Problem statement: Filter the records below down to lines containing "name".

Record extracts:
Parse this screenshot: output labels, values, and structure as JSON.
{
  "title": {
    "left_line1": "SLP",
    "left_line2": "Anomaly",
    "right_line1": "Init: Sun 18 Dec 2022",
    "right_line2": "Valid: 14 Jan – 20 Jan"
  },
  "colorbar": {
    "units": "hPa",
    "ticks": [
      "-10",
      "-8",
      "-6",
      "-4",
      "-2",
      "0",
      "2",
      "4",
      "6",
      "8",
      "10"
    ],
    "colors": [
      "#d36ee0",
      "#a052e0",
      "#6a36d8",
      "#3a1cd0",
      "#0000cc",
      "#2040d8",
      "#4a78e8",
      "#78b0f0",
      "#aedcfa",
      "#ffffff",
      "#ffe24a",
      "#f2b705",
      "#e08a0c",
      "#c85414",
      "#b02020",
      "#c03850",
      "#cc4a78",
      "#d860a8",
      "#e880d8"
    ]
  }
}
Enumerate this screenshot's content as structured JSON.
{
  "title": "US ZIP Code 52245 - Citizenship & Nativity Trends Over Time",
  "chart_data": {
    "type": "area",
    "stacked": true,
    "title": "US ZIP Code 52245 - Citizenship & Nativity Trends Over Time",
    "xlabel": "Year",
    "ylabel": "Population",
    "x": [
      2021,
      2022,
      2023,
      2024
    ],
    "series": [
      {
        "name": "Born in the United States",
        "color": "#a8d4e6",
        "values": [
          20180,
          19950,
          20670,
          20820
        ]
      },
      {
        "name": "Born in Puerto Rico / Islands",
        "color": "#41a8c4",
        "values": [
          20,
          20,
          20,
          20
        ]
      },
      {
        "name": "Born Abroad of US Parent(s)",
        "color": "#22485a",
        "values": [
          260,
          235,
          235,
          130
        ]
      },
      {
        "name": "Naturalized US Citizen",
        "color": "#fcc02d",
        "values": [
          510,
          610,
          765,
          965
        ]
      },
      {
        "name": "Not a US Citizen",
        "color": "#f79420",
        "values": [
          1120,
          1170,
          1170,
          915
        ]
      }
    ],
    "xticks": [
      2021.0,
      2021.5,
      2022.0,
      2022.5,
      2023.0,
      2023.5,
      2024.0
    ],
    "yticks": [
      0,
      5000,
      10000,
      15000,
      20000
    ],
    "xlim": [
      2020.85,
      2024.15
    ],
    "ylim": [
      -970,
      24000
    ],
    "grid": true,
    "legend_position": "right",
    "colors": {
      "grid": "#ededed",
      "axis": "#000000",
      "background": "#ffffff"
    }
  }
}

Task solution:
        "name": "Born in the United States",
        "name": "Born in Puerto Rico / Islands",
        "name": "Born Abroad of US Parent(s)",
        "name": "Naturalized US Citizen",
        "name": "Not a US Citizen",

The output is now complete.